§ **REQUIRED WORK**
Using the entries that follow, state how many lines contain the word "nattendance". The response is that number and nothing more.

§ **INPUT ROWS**
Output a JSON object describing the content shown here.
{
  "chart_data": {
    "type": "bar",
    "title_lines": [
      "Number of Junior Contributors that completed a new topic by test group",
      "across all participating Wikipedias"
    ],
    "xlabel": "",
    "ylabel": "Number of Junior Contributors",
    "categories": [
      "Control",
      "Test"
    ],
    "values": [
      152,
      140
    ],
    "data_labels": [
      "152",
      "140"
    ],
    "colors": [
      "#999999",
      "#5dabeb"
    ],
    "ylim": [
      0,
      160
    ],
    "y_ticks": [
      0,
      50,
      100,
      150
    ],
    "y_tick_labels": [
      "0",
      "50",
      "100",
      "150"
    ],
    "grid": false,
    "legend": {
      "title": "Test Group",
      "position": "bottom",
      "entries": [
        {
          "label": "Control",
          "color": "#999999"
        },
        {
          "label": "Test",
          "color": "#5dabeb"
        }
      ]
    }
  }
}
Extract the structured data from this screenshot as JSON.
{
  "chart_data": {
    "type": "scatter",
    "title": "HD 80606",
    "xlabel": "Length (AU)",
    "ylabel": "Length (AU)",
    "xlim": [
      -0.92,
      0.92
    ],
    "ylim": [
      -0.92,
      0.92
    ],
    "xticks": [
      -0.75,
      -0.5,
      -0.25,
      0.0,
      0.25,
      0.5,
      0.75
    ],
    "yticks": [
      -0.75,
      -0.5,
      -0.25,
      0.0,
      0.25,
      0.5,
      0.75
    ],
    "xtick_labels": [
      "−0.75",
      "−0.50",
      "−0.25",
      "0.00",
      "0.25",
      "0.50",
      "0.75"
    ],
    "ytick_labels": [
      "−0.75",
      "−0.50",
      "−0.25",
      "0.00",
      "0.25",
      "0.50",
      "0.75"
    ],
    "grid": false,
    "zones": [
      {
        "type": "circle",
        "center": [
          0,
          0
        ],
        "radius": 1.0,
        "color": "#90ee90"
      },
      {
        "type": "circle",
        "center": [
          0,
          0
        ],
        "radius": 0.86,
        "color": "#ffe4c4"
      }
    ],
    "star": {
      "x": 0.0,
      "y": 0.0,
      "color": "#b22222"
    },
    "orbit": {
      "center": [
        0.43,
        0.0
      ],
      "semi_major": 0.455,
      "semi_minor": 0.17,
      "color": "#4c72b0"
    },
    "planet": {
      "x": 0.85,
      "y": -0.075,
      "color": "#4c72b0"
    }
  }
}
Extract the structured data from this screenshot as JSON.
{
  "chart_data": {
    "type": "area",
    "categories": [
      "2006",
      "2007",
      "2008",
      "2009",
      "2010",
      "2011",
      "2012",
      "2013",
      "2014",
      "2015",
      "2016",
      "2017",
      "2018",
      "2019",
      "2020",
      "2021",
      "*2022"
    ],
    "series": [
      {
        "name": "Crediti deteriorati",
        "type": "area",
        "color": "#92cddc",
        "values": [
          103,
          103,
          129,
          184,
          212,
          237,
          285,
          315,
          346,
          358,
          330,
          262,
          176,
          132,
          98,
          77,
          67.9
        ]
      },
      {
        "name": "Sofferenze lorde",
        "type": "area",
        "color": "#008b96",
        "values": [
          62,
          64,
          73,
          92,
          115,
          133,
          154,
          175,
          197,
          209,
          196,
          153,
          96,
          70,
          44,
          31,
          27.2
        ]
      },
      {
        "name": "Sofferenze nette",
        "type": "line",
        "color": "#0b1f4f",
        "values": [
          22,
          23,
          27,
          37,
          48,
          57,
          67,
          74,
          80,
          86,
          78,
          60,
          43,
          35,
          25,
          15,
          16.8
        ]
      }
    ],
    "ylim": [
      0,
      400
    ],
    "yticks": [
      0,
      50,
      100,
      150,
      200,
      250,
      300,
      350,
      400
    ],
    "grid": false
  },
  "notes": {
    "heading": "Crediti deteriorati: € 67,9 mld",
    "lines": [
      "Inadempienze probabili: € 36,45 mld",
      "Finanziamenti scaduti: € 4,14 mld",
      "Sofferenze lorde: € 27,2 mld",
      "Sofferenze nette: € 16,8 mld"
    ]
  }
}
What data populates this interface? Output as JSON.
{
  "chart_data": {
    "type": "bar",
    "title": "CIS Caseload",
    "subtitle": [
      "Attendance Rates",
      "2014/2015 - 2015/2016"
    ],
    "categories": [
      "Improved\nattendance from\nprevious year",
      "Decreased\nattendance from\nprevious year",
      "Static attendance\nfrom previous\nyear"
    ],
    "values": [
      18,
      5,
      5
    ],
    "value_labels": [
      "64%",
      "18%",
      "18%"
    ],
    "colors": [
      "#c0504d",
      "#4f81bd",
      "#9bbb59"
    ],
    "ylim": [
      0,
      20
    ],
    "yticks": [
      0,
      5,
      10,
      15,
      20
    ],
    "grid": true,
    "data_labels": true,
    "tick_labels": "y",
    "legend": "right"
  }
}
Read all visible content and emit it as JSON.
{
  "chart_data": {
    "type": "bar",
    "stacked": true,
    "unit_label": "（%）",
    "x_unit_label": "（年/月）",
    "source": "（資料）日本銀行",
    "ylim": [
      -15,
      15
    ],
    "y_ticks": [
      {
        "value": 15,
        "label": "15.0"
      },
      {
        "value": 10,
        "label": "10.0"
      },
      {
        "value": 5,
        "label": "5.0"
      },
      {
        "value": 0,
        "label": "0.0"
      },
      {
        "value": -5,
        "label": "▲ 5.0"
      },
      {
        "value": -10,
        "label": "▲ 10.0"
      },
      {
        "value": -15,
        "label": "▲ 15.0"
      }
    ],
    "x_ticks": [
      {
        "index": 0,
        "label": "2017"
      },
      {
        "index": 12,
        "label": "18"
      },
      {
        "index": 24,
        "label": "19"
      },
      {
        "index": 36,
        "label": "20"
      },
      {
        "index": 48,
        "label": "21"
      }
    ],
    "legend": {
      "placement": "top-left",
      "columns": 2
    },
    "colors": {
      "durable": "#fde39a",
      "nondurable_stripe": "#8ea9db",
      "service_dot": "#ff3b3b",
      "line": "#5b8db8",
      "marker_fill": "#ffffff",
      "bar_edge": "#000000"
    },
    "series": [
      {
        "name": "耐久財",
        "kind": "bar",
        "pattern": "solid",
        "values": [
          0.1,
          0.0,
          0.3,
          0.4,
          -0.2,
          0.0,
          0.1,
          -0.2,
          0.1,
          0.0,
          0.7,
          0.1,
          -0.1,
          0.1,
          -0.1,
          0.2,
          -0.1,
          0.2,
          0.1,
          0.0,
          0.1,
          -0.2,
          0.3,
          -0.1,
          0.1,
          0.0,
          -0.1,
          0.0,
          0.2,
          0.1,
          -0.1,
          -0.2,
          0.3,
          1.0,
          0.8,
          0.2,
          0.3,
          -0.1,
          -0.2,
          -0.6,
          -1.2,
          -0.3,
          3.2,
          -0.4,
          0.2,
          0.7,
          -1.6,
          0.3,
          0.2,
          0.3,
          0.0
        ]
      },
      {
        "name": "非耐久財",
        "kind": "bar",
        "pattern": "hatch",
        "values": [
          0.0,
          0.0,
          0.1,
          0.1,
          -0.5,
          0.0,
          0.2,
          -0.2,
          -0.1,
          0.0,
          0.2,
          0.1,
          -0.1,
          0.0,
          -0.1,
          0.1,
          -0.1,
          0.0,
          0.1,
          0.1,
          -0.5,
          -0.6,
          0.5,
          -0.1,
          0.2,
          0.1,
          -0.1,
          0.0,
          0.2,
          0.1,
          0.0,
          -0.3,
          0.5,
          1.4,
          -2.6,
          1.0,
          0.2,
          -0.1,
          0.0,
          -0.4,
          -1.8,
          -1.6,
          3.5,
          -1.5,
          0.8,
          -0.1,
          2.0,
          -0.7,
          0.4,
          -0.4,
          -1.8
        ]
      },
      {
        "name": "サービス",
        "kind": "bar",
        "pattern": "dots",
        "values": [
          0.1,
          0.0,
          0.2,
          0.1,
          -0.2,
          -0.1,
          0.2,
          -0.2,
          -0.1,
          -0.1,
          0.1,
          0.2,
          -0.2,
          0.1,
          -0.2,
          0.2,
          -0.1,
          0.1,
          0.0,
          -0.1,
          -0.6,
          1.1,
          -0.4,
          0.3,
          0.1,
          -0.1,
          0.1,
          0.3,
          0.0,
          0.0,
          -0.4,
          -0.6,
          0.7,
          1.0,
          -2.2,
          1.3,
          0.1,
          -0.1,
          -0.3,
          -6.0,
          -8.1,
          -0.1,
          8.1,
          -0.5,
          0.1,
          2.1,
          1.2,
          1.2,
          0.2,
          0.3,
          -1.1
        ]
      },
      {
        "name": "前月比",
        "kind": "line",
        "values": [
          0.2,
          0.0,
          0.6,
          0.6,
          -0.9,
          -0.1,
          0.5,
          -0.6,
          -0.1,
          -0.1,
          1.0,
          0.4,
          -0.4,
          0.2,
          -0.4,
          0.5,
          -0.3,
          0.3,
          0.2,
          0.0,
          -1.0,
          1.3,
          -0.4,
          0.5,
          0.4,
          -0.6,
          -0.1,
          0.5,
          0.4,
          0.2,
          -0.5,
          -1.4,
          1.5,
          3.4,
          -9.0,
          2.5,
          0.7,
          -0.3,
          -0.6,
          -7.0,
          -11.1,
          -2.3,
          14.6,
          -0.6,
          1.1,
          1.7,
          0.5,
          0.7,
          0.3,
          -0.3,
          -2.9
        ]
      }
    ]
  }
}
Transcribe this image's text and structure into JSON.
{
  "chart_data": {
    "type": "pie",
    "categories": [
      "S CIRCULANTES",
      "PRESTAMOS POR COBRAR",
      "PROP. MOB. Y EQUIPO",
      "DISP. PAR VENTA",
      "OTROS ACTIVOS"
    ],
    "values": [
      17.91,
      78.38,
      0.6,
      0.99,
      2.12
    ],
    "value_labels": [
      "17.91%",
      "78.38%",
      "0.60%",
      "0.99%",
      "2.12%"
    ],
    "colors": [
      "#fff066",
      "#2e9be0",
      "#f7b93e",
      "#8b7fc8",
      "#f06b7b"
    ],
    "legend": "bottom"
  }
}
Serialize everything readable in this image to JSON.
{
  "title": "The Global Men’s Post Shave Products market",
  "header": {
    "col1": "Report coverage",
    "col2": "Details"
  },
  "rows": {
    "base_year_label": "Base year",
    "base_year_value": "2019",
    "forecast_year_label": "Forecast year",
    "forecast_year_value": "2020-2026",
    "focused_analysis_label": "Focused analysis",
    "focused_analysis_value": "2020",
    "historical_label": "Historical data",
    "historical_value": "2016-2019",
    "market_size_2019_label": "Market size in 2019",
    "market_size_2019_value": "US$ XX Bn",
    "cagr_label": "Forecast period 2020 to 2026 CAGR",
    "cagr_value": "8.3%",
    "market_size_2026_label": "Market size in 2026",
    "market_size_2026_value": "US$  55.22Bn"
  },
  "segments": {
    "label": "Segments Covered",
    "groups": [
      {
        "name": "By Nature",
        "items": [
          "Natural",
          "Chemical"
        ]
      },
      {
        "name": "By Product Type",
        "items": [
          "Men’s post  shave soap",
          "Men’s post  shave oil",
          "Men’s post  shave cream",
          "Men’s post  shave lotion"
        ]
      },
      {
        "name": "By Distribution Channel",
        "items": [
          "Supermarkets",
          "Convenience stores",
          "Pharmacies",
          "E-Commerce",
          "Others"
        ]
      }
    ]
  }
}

§ **RESULT**
2